• _Entries_:
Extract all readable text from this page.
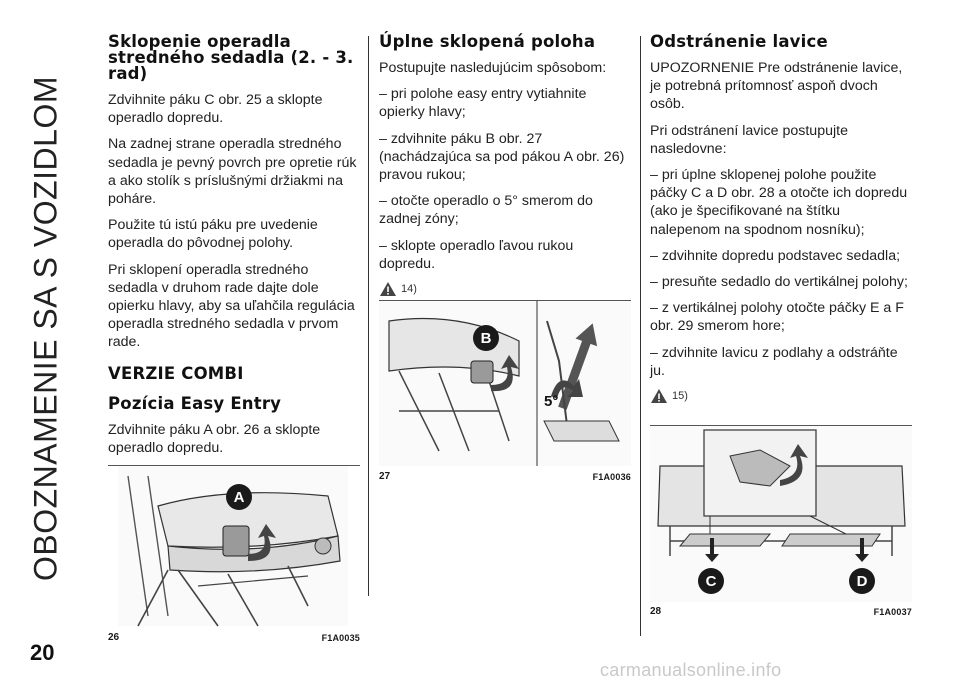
OBOZNAMENIE SA S VOZIDLOM
20
carmanualsonline.info
Sklopenie operadla stredného sedadla (2. - 3. rad)

Zdvihnite páku C obr. 25 a sklopte operadlo dopredu.

Na zadnej strane operadla stredného sedadla je pevný povrch pre opretie rúk a ako stolík s príslušnými držiakmi na poháre.

Použite tú istú páku pre uvedenie operadla do pôvodnej polohy.

Pri sklopení operadla stredného sedadla v druhom rade dajte dole opierku hlavy, aby sa uľahčila regulácia operadla stredného sedadla v prvom rade.

VERZIE COMBI
Pozícia Easy Entry

Zdvihnite páku A obr. 26 a sklopte operadlo dopredu.

A
26	F1A0035
Úplne sklopená poloha

Postupujte nasledujúcim spôsobom:

– pri polohe easy entry vytiahnite opierky hlavy;

– zdvihnite páku B obr. 27 (nachádzajúca sa pod pákou A obr. 26) pravou rukou;

– otočte operadlo o 5° smerom do zadnej zóny;

– sklopte operadlo ľavou rukou dopredu.

14)
B
5°
27	F1A0036
Odstránenie lavice

UPOZORNENIE Pre odstránenie lavice, je potrebná prítomnosť aspoň dvoch osôb.

Pri odstránení lavice postupujte nasledovne:

– pri úplne sklopenej polohe použite páčky C a D obr. 28 a otočte ich dopredu (ako je špecifikované na štítku nalepenom na spodnom nosníku);

– zdvihnite dopredu podstavec sedadla;

– presuňte sedadlo do vertikálnej polohy;

– z vertikálnej polohy otočte páčky E a F obr. 29 smerom hore;

– zdvihnite lavicu z podlahy a odstráňte ju.

15)
C	D
28	F1A0037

• _Your instructions_:
Find the word "páčky" in the entries above and gather every line that holds it.

• _Exercise solution_:
– pri úplne sklopenej polohe použite páčky C a D obr. 28 a otočte ich dopredu (ako je špecifikované na štítku nalepenom na spodnom nosníku);
– z vertikálnej polohy otočte páčky E a F obr. 29 smerom hore;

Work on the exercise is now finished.